## Task
Some lines in the records below may hold the word "Preoperative"; give the number of those lines and nothing else.

[Items from a data source]
* Start *
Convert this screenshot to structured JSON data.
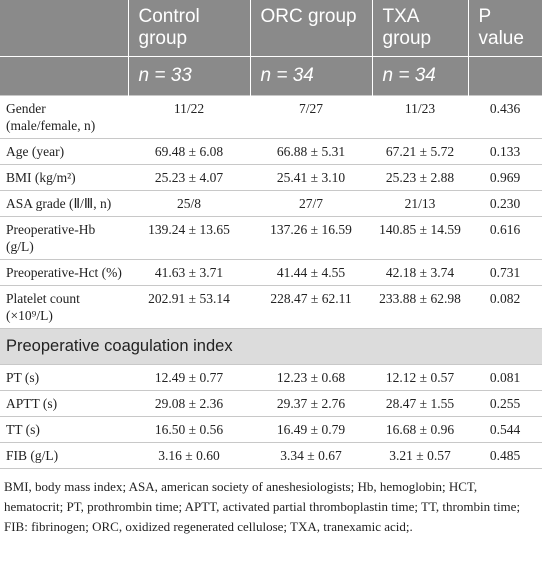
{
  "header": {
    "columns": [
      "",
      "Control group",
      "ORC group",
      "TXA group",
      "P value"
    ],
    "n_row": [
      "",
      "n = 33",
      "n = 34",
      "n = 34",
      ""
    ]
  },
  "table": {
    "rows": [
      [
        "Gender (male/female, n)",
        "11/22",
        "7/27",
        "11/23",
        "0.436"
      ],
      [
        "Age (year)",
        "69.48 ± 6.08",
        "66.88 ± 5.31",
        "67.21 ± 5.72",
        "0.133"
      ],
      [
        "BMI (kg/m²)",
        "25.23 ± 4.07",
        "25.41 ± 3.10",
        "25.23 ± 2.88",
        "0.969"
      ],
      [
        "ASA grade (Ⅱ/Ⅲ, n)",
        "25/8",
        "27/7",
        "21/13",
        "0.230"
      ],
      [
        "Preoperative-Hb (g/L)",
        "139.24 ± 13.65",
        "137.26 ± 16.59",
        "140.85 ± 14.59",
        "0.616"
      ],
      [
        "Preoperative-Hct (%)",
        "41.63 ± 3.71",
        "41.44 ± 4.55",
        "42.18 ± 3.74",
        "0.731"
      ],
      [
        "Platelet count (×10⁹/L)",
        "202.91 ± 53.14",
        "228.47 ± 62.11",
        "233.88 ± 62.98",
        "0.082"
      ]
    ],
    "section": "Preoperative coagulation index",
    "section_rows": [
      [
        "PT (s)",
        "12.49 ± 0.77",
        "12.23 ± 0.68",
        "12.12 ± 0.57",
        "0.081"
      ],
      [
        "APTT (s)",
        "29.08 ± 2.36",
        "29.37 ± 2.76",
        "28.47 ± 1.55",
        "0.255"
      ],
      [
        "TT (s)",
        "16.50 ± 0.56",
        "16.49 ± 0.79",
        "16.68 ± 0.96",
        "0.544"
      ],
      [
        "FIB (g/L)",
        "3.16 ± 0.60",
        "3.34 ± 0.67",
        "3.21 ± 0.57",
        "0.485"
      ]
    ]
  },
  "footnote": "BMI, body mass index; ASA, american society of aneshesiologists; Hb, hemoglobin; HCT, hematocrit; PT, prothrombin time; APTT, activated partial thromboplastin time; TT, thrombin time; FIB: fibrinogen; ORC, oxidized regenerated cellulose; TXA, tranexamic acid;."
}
* End *
## Written reply
3